(SHORT PROBLEM)
Repeat the records below exactly as they appear.

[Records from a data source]

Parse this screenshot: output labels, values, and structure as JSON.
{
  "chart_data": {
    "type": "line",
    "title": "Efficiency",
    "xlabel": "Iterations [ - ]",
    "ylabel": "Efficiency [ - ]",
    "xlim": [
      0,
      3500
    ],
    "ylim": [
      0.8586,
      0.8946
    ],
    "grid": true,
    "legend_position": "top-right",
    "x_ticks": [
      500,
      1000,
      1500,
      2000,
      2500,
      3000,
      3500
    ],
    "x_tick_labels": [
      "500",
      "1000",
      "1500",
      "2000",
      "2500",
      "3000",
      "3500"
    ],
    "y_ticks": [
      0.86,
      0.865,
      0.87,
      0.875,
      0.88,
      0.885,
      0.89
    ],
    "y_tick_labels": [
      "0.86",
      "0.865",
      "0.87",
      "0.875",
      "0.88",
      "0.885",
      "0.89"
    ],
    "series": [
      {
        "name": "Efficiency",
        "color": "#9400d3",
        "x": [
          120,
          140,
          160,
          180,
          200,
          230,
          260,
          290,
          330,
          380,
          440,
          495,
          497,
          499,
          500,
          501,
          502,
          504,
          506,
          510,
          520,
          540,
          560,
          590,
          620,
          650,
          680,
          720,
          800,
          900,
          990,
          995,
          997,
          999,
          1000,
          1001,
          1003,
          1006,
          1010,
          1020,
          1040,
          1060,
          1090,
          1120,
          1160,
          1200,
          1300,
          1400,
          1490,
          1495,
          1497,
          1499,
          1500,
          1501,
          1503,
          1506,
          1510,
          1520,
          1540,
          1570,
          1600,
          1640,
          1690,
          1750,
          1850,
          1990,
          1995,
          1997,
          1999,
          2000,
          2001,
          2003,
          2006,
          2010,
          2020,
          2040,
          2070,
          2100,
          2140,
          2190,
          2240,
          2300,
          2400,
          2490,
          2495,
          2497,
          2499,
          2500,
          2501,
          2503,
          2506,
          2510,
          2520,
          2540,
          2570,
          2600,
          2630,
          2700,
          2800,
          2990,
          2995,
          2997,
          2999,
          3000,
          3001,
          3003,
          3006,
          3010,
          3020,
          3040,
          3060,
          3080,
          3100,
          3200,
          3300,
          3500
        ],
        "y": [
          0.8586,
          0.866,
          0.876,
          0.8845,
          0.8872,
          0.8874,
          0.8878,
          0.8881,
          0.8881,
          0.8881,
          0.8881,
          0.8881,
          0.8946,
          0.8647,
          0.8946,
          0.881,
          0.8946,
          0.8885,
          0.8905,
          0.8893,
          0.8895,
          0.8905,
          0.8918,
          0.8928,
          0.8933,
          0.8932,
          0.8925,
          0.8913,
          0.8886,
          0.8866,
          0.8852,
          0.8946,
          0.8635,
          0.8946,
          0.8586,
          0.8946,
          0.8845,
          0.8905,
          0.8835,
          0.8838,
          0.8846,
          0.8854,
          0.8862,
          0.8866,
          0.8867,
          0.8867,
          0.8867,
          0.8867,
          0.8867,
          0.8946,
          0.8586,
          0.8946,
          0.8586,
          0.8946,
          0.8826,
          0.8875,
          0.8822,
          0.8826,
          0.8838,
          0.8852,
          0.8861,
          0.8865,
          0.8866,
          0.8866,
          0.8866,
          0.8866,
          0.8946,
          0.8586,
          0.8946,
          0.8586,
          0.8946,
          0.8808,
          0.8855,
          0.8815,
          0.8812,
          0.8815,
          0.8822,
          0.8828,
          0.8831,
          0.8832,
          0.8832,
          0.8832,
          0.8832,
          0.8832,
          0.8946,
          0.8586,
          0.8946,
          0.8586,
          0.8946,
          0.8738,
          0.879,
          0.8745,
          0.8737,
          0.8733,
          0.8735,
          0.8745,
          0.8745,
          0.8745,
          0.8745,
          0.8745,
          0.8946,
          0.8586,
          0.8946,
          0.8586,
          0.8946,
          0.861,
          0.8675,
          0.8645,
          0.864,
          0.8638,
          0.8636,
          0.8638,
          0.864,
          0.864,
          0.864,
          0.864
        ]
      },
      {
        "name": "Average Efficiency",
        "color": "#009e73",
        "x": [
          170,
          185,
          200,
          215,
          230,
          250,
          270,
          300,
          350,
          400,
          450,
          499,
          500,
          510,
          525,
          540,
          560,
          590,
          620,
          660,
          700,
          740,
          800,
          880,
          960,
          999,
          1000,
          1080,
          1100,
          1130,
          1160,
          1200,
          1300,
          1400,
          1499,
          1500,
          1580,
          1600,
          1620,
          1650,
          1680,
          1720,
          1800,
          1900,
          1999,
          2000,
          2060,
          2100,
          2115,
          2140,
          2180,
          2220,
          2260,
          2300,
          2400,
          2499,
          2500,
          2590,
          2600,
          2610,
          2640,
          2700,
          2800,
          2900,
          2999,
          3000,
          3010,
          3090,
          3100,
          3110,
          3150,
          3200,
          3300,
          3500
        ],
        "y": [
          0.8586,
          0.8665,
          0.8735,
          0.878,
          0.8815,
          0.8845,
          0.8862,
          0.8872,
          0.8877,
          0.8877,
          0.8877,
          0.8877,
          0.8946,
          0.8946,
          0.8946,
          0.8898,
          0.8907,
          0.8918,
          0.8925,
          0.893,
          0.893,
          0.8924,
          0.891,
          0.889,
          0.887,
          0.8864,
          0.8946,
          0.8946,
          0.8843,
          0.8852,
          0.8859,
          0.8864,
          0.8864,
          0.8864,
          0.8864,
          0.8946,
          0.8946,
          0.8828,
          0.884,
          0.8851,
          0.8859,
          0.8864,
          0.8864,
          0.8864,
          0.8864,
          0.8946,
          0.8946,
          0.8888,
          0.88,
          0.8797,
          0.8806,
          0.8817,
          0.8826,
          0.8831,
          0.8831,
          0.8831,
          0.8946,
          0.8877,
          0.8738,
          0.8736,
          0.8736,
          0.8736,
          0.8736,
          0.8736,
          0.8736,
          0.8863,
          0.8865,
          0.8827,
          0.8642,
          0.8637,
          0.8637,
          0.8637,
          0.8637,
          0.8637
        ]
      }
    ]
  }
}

(EXERCISE SOLUTION)
Parse this screenshot: output labels, values, and structure as JSON.
{
  "chart_data": {
    "type": "line",
    "title": "Efficiency",
    "xlabel": "Iterations [ - ]",
    "ylabel": "Efficiency [ - ]",
    "xlim": [
      0,
      3500
    ],
    "ylim": [
      0.8586,
      0.8946
    ],
    "grid": true,
    "legend_position": "top-right",
    "x_ticks": [
      500,
      1000,
      1500,
      2000,
      2500,
      3000,
      3500
    ],
    "x_tick_labels": [
      "500",
      "1000",
      "1500",
      "2000",
      "2500",
      "3000",
      "3500"
    ],
    "y_ticks": [
      0.86,
      0.865,
      0.87,
      0.875,
      0.88,
      0.885,
      0.89
    ],
    "y_tick_labels": [
      "0.86",
      "0.865",
      "0.87",
      "0.875",
      "0.88",
      "0.885",
      "0.89"
    ],
    "series": [
      {
        "name": "Efficiency",
        "color": "#9400d3",
        "x": [
          120,
          140,
          160,
          180,
          200,
          230,
          260,
          290,
          330,
          380,
          440,
          495,
          497,
          499,
          500,
          501,
          502,
          504,
          506,
          510,
          520,
          540,
          560,
          590,
          620,
          650,
          680,
          720,
          800,
          900,
          990,
          995,
          997,
          999,
          1000,
          1001,
          1003,
          1006,
          1010,
          1020,
          1040,
          1060,
          1090,
          1120,
          1160,
          1200,
          1300,
          1400,
          1490,
          1495,
          1497,
          1499,
          1500,
          1501,
          1503,
          1506,
          1510,
          1520,
          1540,
          1570,
          1600,
          1640,
          1690,
          1750,
          1850,
          1990,
          1995,
          1997,
          1999,
          2000,
          2001,
          2003,
          2006,
          2010,
          2020,
          2040,
          2070,
          2100,
          2140,
          2190,
          2240,
          2300,
          2400,
          2490,
          2495,
          2497,
          2499,
          2500,
          2501,
          2503,
          2506,
          2510,
          2520,
          2540,
          2570,
          2600,
          2630,
          2700,
          2800,
          2990,
          2995,
          2997,
          2999,
          3000,
          3001,
          3003,
          3006,
          3010,
          3020,
          3040,
          3060,
          3080,
          3100,
          3200,
          3300,
          3500
        ],
        "y": [
          0.8586,
          0.866,
          0.876,
          0.8845,
          0.8872,
          0.8874,
          0.8878,
          0.8881,
          0.8881,
          0.8881,
          0.8881,
          0.8881,
          0.8946,
          0.8647,
          0.8946,
          0.881,
          0.8946,
          0.8885,
          0.8905,
          0.8893,
          0.8895,
          0.8905,
          0.8918,
          0.8928,
          0.8933,
          0.8932,
          0.8925,
          0.8913,
          0.8886,
          0.8866,
          0.8852,
          0.8946,
          0.8635,
          0.8946,
          0.8586,
          0.8946,
          0.8845,
          0.8905,
          0.8835,
          0.8838,
          0.8846,
          0.8854,
          0.8862,
          0.8866,
          0.8867,
          0.8867,
          0.8867,
          0.8867,
          0.8867,
          0.8946,
          0.8586,
          0.8946,
          0.8586,
          0.8946,
          0.8826,
          0.8875,
          0.8822,
          0.8826,
          0.8838,
          0.8852,
          0.8861,
          0.8865,
          0.8866,
          0.8866,
          0.8866,
          0.8866,
          0.8946,
          0.8586,
          0.8946,
          0.8586,
          0.8946,
          0.8808,
          0.8855,
          0.8815,
          0.8812,
          0.8815,
          0.8822,
          0.8828,
          0.8831,
          0.8832,
          0.8832,
          0.8832,
          0.8832,
          0.8832,
          0.8946,
          0.8586,
          0.8946,
          0.8586,
          0.8946,
          0.8738,
          0.879,
          0.8745,
          0.8737,
          0.8733,
          0.8735,
          0.8745,
          0.8745,
          0.8745,
          0.8745,
          0.8745,
          0.8946,
          0.8586,
          0.8946,
          0.8586,
          0.8946,
          0.861,
          0.8675,
          0.8645,
          0.864,
          0.8638,
          0.8636,
          0.8638,
          0.864,
          0.864,
          0.864,
          0.864
        ]
      },
      {
        "name": "Average Efficiency",
        "color": "#009e73",
        "x": [
          170,
          185,
          200,
          215,
          230,
          250,
          270,
          300,
          350,
          400,
          450,
          499,
          500,
          510,
          525,
          540,
          560,
          590,
          620,
          660,
          700,
          740,
          800,
          880,
          960,
          999,
          1000,
          1080,
          1100,
          1130,
          1160,
          1200,
          1300,
          1400,
          1499,
          1500,
          1580,
          1600,
          1620,
          1650,
          1680,
          1720,
          1800,
          1900,
          1999,
          2000,
          2060,
          2100,
          2115,
          2140,
          2180,
          2220,
          2260,
          2300,
          2400,
          2499,
          2500,
          2590,
          2600,
          2610,
          2640,
          2700,
          2800,
          2900,
          2999,
          3000,
          3010,
          3090,
          3100,
          3110,
          3150,
          3200,
          3300,
          3500
        ],
        "y": [
          0.8586,
          0.8665,
          0.8735,
          0.878,
          0.8815,
          0.8845,
          0.8862,
          0.8872,
          0.8877,
          0.8877,
          0.8877,
          0.8877,
          0.8946,
          0.8946,
          0.8946,
          0.8898,
          0.8907,
          0.8918,
          0.8925,
          0.893,
          0.893,
          0.8924,
          0.891,
          0.889,
          0.887,
          0.8864,
          0.8946,
          0.8946,
          0.8843,
          0.8852,
          0.8859,
          0.8864,
          0.8864,
          0.8864,
          0.8864,
          0.8946,
          0.8946,
          0.8828,
          0.884,
          0.8851,
          0.8859,
          0.8864,
          0.8864,
          0.8864,
          0.8864,
          0.8946,
          0.8946,
          0.8888,
          0.88,
          0.8797,
          0.8806,
          0.8817,
          0.8826,
          0.8831,
          0.8831,
          0.8831,
          0.8946,
          0.8877,
          0.8738,
          0.8736,
          0.8736,
          0.8736,
          0.8736,
          0.8736,
          0.8736,
          0.8863,
          0.8865,
          0.8827,
          0.8642,
          0.8637,
          0.8637,
          0.8637,
          0.8637,
          0.8637
        ]
      }
    ]
  }
}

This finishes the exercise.